* BEGIN Records provided *

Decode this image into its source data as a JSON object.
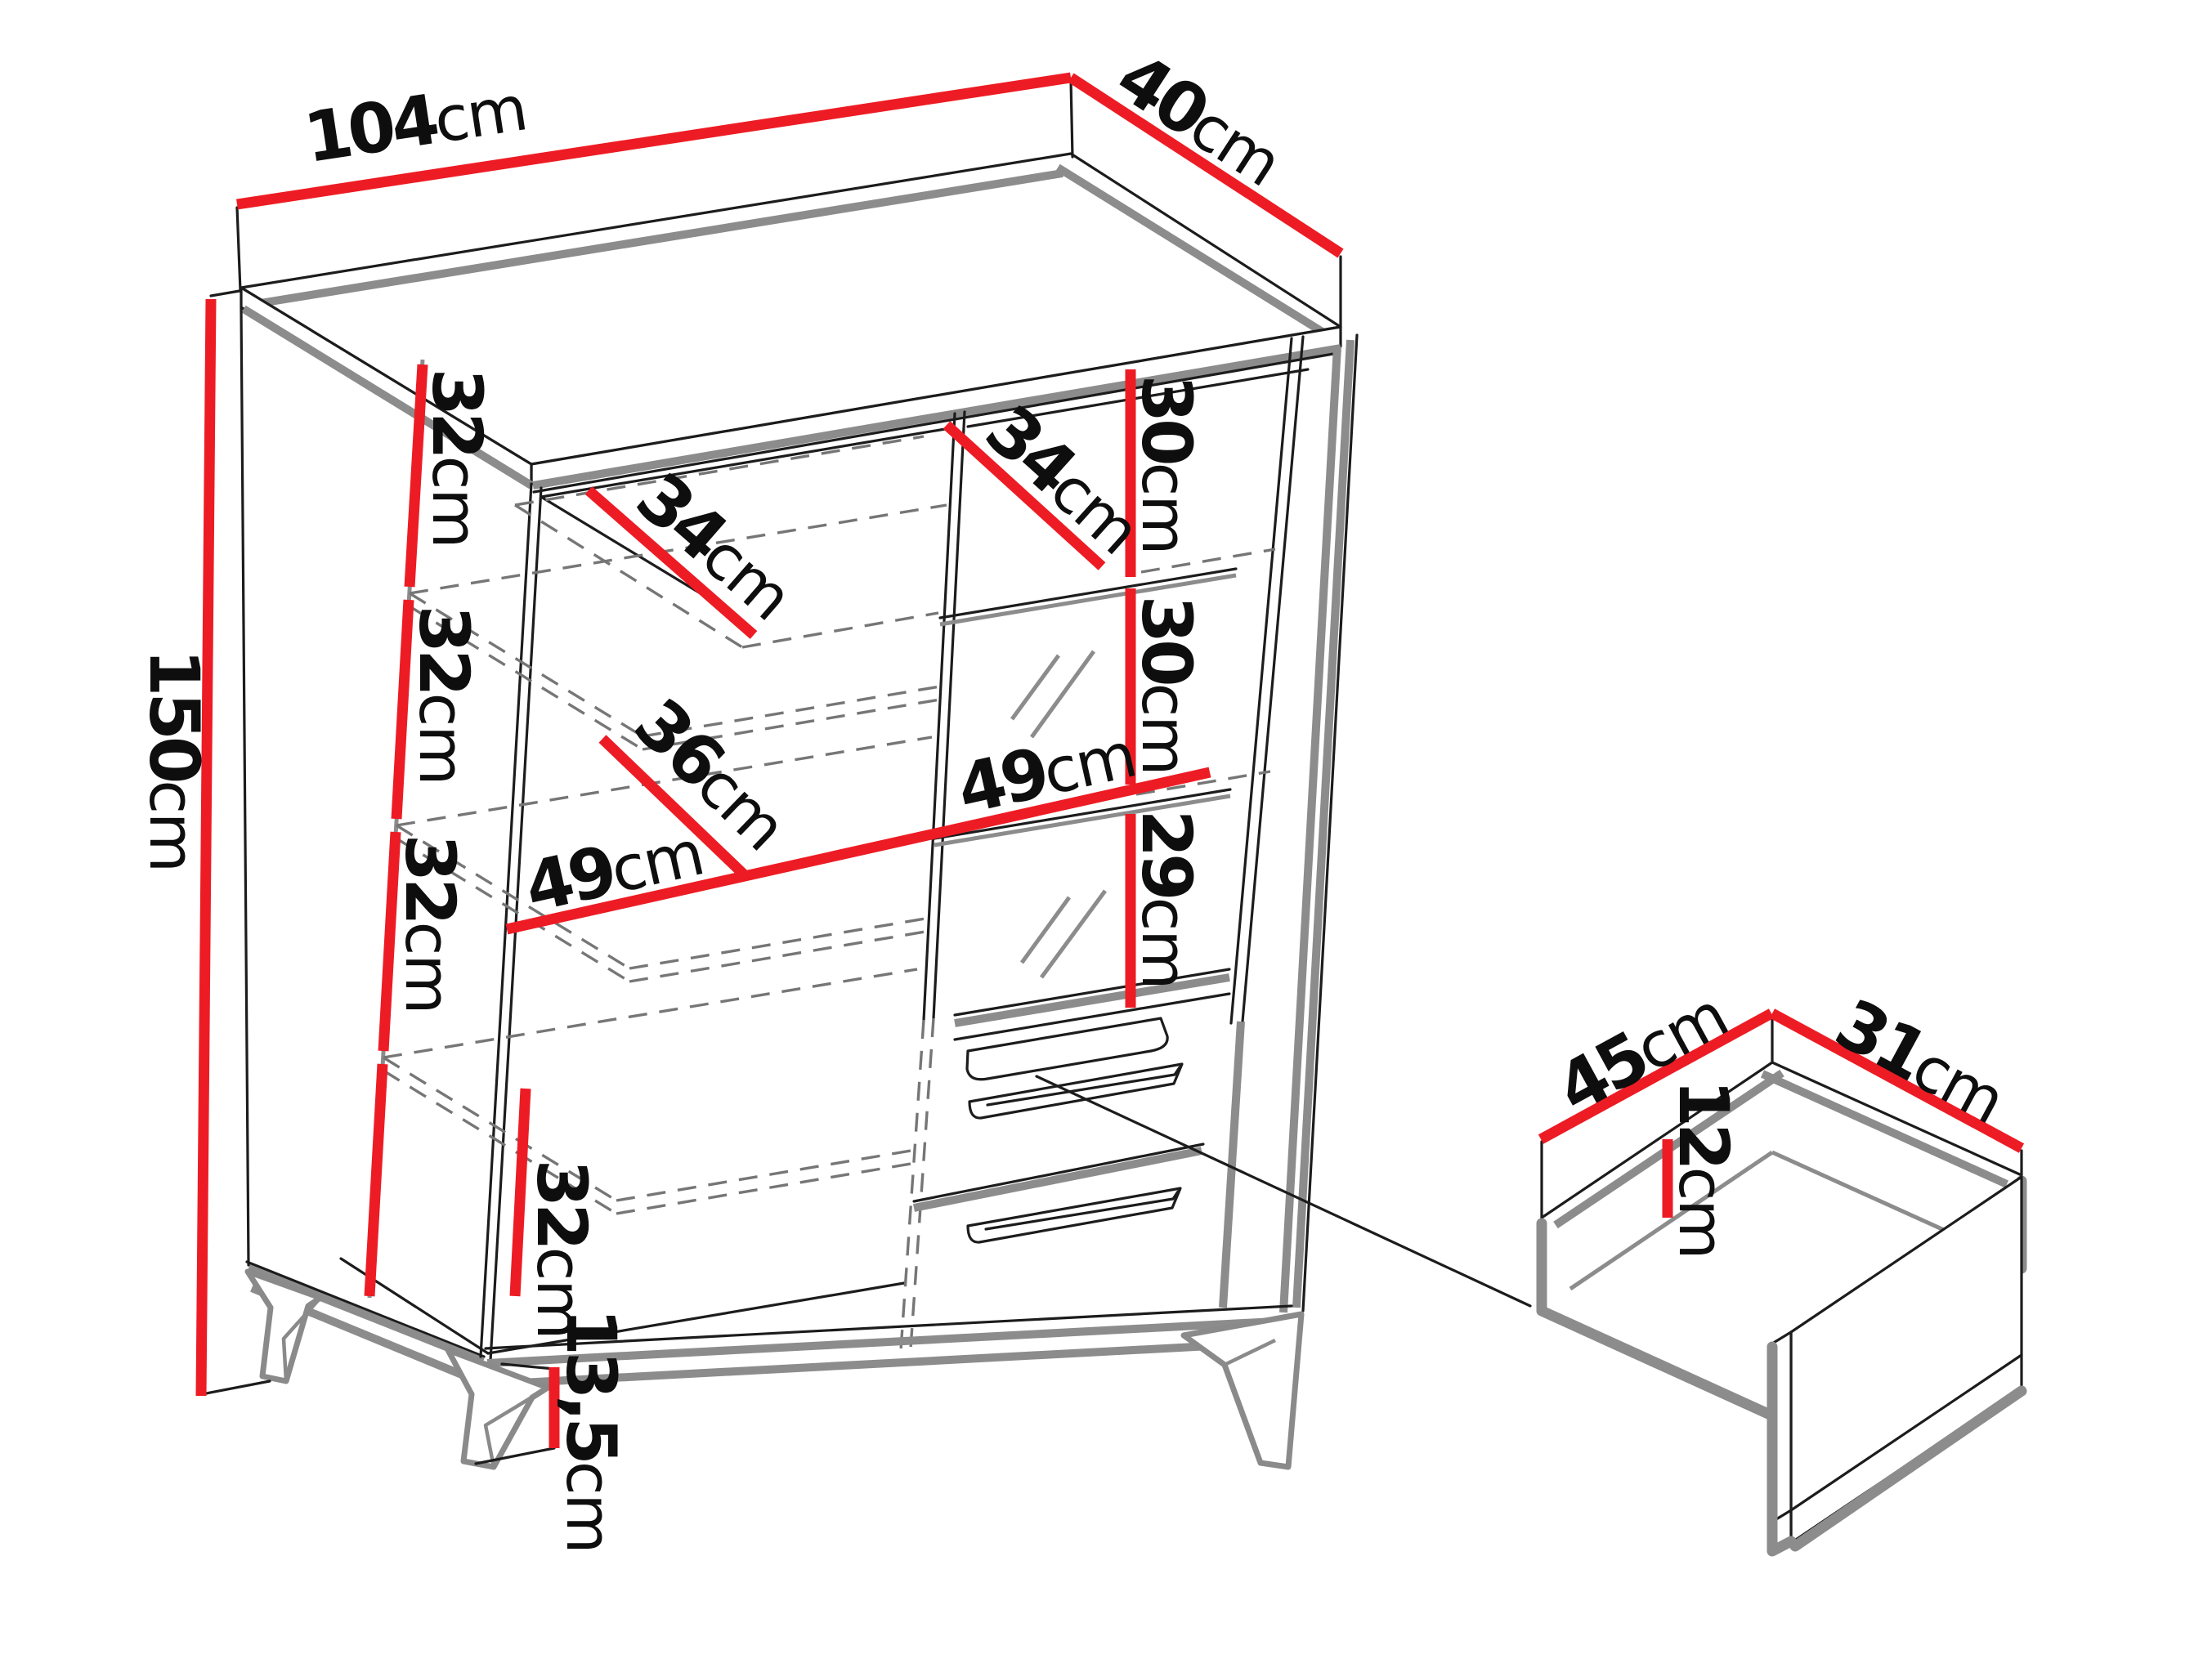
{
  "diagram": {
    "kind": "furniture-dimension-diagram",
    "unit": "cm",
    "accent_color": "#ed1c24",
    "outline_color": "#1c1c1c",
    "shadow_color": "#8c8c8c"
  },
  "cabinet": {
    "overall_width": {
      "num": "104",
      "unit": "cm"
    },
    "overall_depth": {
      "num": "40",
      "unit": "cm"
    },
    "overall_height": {
      "num": "150",
      "unit": "cm"
    },
    "leg_height": {
      "num": "13,5",
      "unit": "cm"
    },
    "left_section": {
      "gaps": [
        {
          "num": "32",
          "unit": "cm"
        },
        {
          "num": "32",
          "unit": "cm"
        },
        {
          "num": "32",
          "unit": "cm"
        },
        {
          "num": "32",
          "unit": "cm"
        }
      ],
      "top_shelf_depth": {
        "num": "34",
        "unit": "cm"
      },
      "mid_shelf_depth": {
        "num": "36",
        "unit": "cm"
      },
      "inner_width": {
        "num": "49",
        "unit": "cm"
      }
    },
    "right_section": {
      "top_shelf_depth": {
        "num": "34",
        "unit": "cm"
      },
      "gaps": [
        {
          "num": "30",
          "unit": "cm"
        },
        {
          "num": "30",
          "unit": "cm"
        },
        {
          "num": "29",
          "unit": "cm"
        }
      ],
      "inner_width": {
        "num": "49",
        "unit": "cm"
      }
    }
  },
  "drawer_detail": {
    "inner_width": {
      "num": "45",
      "unit": "cm"
    },
    "inner_depth": {
      "num": "31",
      "unit": "cm"
    },
    "inner_height": {
      "num": "12",
      "unit": "cm"
    }
  }
}
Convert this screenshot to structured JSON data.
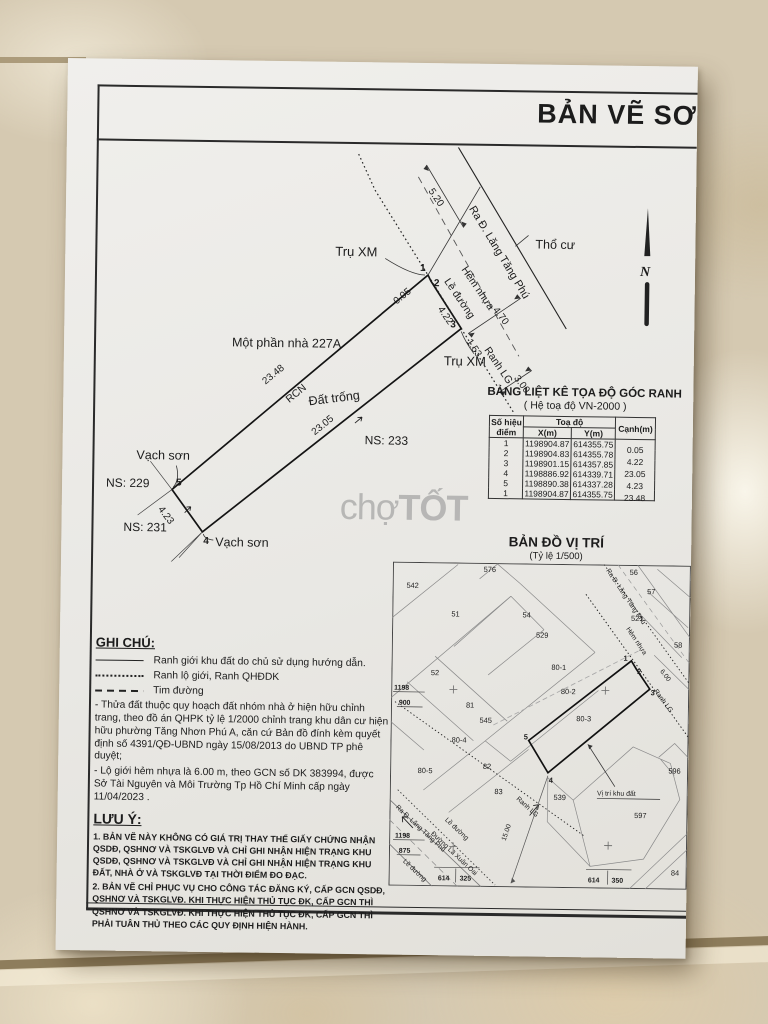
{
  "colors": {
    "paper": "#ecebe7",
    "tile": "#d5c9b1",
    "ink": "#1c1c1c"
  },
  "title": "BẢN VẼ SƠ",
  "north_label": "N",
  "watermark": {
    "prefix": "chợ",
    "suffix": "TỐT"
  },
  "survey": {
    "labels": {
      "tru_xm_top": "Trụ XM",
      "tru_xm_bot": "Trụ XM",
      "ra_duong": "Ra Đ. Lăng Tăng Phú",
      "tho_cu": "Thổ cư",
      "hem_nhua": "Hẻm nhựa",
      "le_duong": "Lề đường",
      "ranh_lg": "Ranh LG",
      "mot_phan": "Một phần nhà 227A",
      "rcn": "RCN",
      "dat_trong": "Đất trống",
      "ns233": "NS: 233",
      "ns229": "NS: 229",
      "ns231": "NS: 231",
      "vach_son_1": "Vạch sơn",
      "vach_son_2": "Vạch sơn"
    },
    "dims": {
      "d520": "5.20",
      "d470": "4.70",
      "d300": "3.00",
      "d005": "0.05",
      "d422": "4.22",
      "d153": "1.53",
      "d2348": "23.48",
      "d2305": "23.05",
      "d423": "4.23"
    },
    "points": {
      "p1": "1",
      "p2": "2",
      "p3": "3",
      "p4": "4",
      "p5": "5"
    }
  },
  "table": {
    "title": "BẢNG LIỆT KÊ TỌA ĐỘ GÓC RANH",
    "subtitle": "( Hệ toạ độ VN-2000 )",
    "col_point_l1": "Số hiệu",
    "col_point_l2": "điểm",
    "col_toado": "Toạ độ",
    "col_x": "X(m)",
    "col_y": "Y(m)",
    "col_canh": "Cạnh(m)",
    "rows": [
      {
        "p": "1",
        "x": "1198904.87",
        "y": "614355.75",
        "c": ""
      },
      {
        "p": "2",
        "x": "1198904.83",
        "y": "614355.78",
        "c": "0.05"
      },
      {
        "p": "3",
        "x": "1198901.15",
        "y": "614357.85",
        "c": "4.22"
      },
      {
        "p": "4",
        "x": "1198886.92",
        "y": "614339.71",
        "c": "23.05"
      },
      {
        "p": "5",
        "x": "1198890.38",
        "y": "614337.28",
        "c": "4.23"
      },
      {
        "p": "1",
        "x": "1198904.87",
        "y": "614355.75",
        "c": "23.48"
      }
    ]
  },
  "map": {
    "title": "BẢN ĐỒ VỊ TRÍ",
    "scale": "(Tỷ lệ 1/500)",
    "parcels": {
      "p542": "542",
      "p576": "576",
      "p51": "51",
      "p54": "54",
      "p529": "529",
      "p56": "56",
      "p57": "57",
      "p521": "521",
      "p58": "58",
      "p52": "52",
      "p81": "81",
      "p545": "545",
      "p80_1": "80-1",
      "p80_2": "80-2",
      "p80_3": "80-3",
      "p80_4": "80-4",
      "p80_5": "80-5",
      "p82": "82",
      "p83": "83",
      "p539": "539",
      "p596": "596",
      "p597": "597",
      "p84": "84"
    },
    "grid": {
      "g1198a": "1198",
      "g900": "900",
      "g1198b": "1198",
      "g875": "875",
      "g614a": "614",
      "g325": "325",
      "g614b": "614",
      "g350": "350"
    },
    "labels": {
      "ra_duong_top": "Ra Đ. Lăng Tăng Phú",
      "ra_duong_bot": "Ra Đ. Lăng Tăng Phú",
      "hem_nhua": "Hẻm nhựa",
      "ranh_lg_1": "Ranh LG",
      "ranh_lg_2": "Ranh LG",
      "d600": "6.00",
      "d1500": "15.00",
      "le_duong_1": "Lề đường",
      "le_duong_2": "Lề đường",
      "la_xuan_oai": "Đường Lã Xuân Oai",
      "vi_tri": "Vị trí khu đất"
    },
    "points": {
      "p1": "1",
      "p2": "2",
      "p3": "3",
      "p4": "4",
      "p5": "5"
    }
  },
  "notes": {
    "ghichu_title": "GHI CHÚ:",
    "legend": [
      {
        "style": "solid",
        "label": "Ranh giới khu đất do chủ sử dụng hướng dẫn."
      },
      {
        "style": "dotted",
        "label": "Ranh lộ giới, Ranh QHĐDK"
      },
      {
        "style": "dashed",
        "label": "Tim đường"
      }
    ],
    "para1": "- Thửa đất thuộc quy hoạch đất nhóm nhà ở hiện hữu chỉnh trang, theo đồ án QHPK tỷ lệ 1/2000 chỉnh trang khu dân cư hiện hữu phường Tăng Nhơn Phú A, căn cứ Bản đồ đính kèm quyết định số 4391/QĐ-UBND ngày 15/08/2013 do UBND TP phê duyệt;",
    "para2": "- Lộ giới hẻm nhựa là 6.00 m, theo GCN số DK 383994, được Sở Tài Nguyên và Môi Trường Tp Hồ Chí Minh cấp ngày 11/04/2023 .",
    "luuy_title": "LƯU Ý:",
    "item1": "1. BẢN VẼ NÀY KHÔNG CÓ GIÁ TRỊ THAY THẾ GIẤY CHỨNG NHẬN QSDĐ, QSHNƠ VÀ TSKGLVĐ VÀ CHỈ GHI NHẬN HIỆN TRẠNG KHU QSDĐ, QSHNƠ VÀ TSKGLVĐ VÀ CHỈ GHI NHẬN HIỆN TRẠNG KHU ĐẤT, NHÀ Ở VÀ TSKGLVĐ TẠI THỜI ĐIỂM ĐO ĐẠC.",
    "item2": "2. BẢN VẼ CHỈ PHỤC VỤ CHO CÔNG TÁC ĐĂNG KÝ, CẤP GCN QSDĐ, QSHNƠ VÀ TSKGLVĐ. KHI THỰC HIỆN THỦ TỤC ĐK, CẤP GCN THÌ QSHNƠ VÀ TSKGLVĐ. KHI THỰC HIỆN THỦ TỤC ĐK, CẤP GCN THÌ PHẢI TUÂN THỦ THEO CÁC QUY ĐỊNH HIỆN HÀNH."
  }
}
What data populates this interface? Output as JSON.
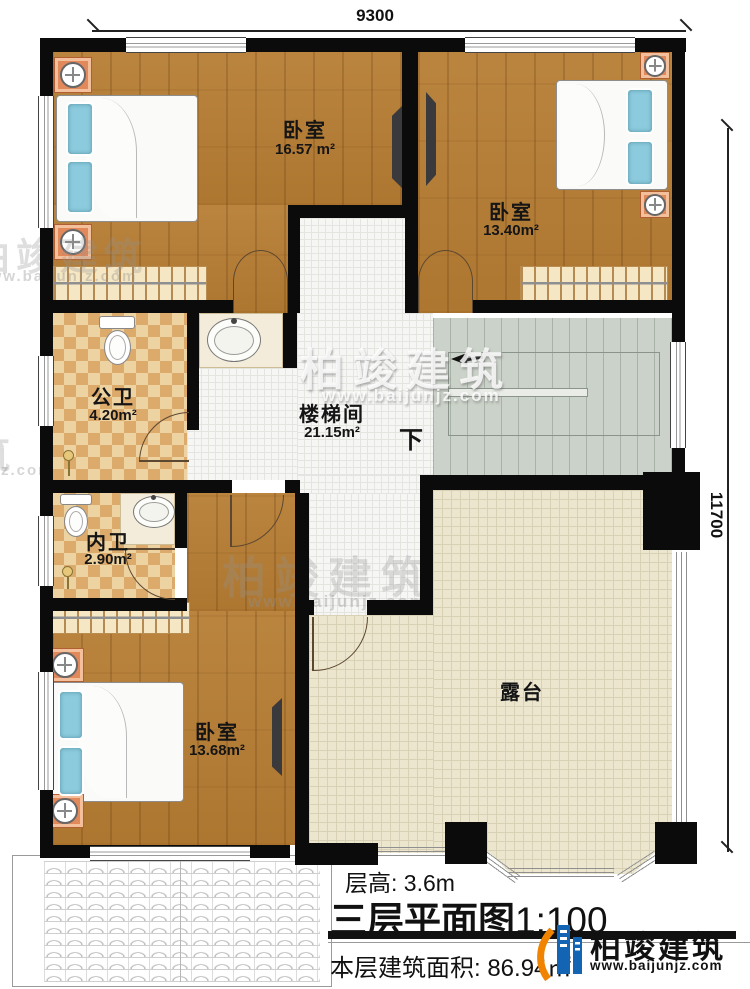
{
  "dimensions": {
    "top": "9300",
    "right": "11700"
  },
  "rooms": {
    "bedroom_tl": {
      "name": "卧室",
      "area": "16.57 m²"
    },
    "bedroom_tr": {
      "name": "卧室",
      "area": "13.40m²"
    },
    "public_bath": {
      "name": "公卫",
      "area": "4.20m²"
    },
    "stairwell": {
      "name": "楼梯间",
      "area": "21.15m²"
    },
    "inner_bath": {
      "name": "内卫",
      "area": "2.90m²"
    },
    "bedroom_bottom": {
      "name": "卧室",
      "area": "13.68m²"
    },
    "terrace": {
      "name": "露台"
    }
  },
  "stairs": {
    "direction_label": "下"
  },
  "footer": {
    "floor_height": "层高: 3.6m",
    "title": "三层平面图",
    "scale": "1:100",
    "area_note": "本层建筑面积: 86.94㎡"
  },
  "branding": {
    "watermark_name": "柏竣建筑",
    "watermark_url": "www.baijunjz.com",
    "logo_name": "柏竣建筑",
    "logo_url": "www.baijunjz.com"
  },
  "colors": {
    "wall": "#0b0b0b",
    "wood_floor": "#b67d33",
    "tile_floor": "#f6f6f4",
    "checker_floor": "#eed3a2",
    "stairs_floor": "#cbd2c9",
    "terrace_floor": "#ece6cf",
    "bed": "#68b4cd",
    "nightstand": "#e2895b",
    "logo_blue": "#1464b4",
    "logo_orange": "#f08300"
  }
}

* END Records provided *

Look through the entries and return every line where "Vạch" appears.

      "vach_son_1": "Vạch sơn",
      "vach_son_2": "Vạch sơn"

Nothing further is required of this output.